▶ AIM OF THE EXERCISE
The records are to be restated in their entirety, word for word.

▶ DATA
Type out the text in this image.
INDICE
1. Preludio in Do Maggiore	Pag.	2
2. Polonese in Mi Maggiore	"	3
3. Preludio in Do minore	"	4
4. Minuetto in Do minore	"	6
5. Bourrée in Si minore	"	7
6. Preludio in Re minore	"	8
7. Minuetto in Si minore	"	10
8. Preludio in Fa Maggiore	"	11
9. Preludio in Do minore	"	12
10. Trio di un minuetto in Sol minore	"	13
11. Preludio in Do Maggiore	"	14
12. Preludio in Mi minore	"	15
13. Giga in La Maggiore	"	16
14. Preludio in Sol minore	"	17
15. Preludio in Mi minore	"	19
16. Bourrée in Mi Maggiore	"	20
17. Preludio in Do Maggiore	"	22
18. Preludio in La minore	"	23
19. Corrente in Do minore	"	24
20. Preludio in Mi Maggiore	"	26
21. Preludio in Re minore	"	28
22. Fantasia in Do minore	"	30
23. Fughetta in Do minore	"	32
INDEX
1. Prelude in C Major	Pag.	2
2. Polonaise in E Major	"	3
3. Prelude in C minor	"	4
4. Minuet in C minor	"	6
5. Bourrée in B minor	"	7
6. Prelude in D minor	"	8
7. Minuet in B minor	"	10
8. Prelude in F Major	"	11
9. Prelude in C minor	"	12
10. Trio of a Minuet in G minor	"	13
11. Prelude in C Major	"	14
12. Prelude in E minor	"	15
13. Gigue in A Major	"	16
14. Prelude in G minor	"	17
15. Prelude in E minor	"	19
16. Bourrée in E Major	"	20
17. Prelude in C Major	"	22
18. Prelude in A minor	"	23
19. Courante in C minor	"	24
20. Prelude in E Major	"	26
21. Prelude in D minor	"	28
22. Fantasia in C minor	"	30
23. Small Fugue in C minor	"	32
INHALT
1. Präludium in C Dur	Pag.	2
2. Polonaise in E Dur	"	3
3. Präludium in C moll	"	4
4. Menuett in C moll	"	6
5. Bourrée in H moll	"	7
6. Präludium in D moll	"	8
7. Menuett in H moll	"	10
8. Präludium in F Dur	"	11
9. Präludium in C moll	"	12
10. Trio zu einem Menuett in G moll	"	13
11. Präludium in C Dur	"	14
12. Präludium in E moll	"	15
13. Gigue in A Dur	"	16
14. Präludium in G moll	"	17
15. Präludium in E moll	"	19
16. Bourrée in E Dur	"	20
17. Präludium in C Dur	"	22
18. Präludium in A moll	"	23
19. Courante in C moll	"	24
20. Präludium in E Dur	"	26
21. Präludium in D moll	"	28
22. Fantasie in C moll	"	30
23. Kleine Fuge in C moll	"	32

▶ SOLUTION
Type out the text in this image.
INDICE
1. Preludio in Do Maggiore	Pag.	2
2. Polonese in Mi Maggiore	"	3
3. Preludio in Do minore	"	4
4. Minuetto in Do minore	"	6
5. Bourrée in Si minore	"	7
6. Preludio in Re minore	"	8
7. Minuetto in Si minore	"	10
8. Preludio in Fa Maggiore	"	11
9. Preludio in Do minore	"	12
10. Trio di un minuetto in Sol minore	"	13
11. Preludio in Do Maggiore	"	14
12. Preludio in Mi minore	"	15
13. Giga in La Maggiore	"	16
14. Preludio in Sol minore	"	17
15. Preludio in Mi minore	"	19
16. Bourrée in Mi Maggiore	"	20
17. Preludio in Do Maggiore	"	22
18. Preludio in La minore	"	23
19. Corrente in Do minore	"	24
20. Preludio in Mi Maggiore	"	26
21. Preludio in Re minore	"	28
22. Fantasia in Do minore	"	30
23. Fughetta in Do minore	"	32
INDEX
1. Prelude in C Major	Pag.	2
2. Polonaise in E Major	"	3
3. Prelude in C minor	"	4
4. Minuet in C minor	"	6
5. Bourrée in B minor	"	7
6. Prelude in D minor	"	8
7. Minuet in B minor	"	10
8. Prelude in F Major	"	11
9. Prelude in C minor	"	12
10. Trio of a Minuet in G minor	"	13
11. Prelude in C Major	"	14
12. Prelude in E minor	"	15
13. Gigue in A Major	"	16
14. Prelude in G minor	"	17
15. Prelude in E minor	"	19
16. Bourrée in E Major	"	20
17. Prelude in C Major	"	22
18. Prelude in A minor	"	23
19. Courante in C minor	"	24
20. Prelude in E Major	"	26
21. Prelude in D minor	"	28
22. Fantasia in C minor	"	30
23. Small Fugue in C minor	"	32
INHALT
1. Präludium in C Dur	Pag.	2
2. Polonaise in E Dur	"	3
3. Präludium in C moll	"	4
4. Menuett in C moll	"	6
5. Bourrée in H moll	"	7
6. Präludium in D moll	"	8
7. Menuett in H moll	"	10
8. Präludium in F Dur	"	11
9. Präludium in C moll	"	12
10. Trio zu einem Menuett in G moll	"	13
11. Präludium in C Dur	"	14
12. Präludium in E moll	"	15
13. Gigue in A Dur	"	16
14. Präludium in G moll	"	17
15. Präludium in E moll	"	19
16. Bourrée in E Dur	"	20
17. Präludium in C Dur	"	22
18. Präludium in A moll	"	23
19. Courante in C moll	"	24
20. Präludium in E Dur	"	26
21. Präludium in D moll	"	28
22. Fantasie in C moll	"	30
23. Kleine Fuge in C moll	"	32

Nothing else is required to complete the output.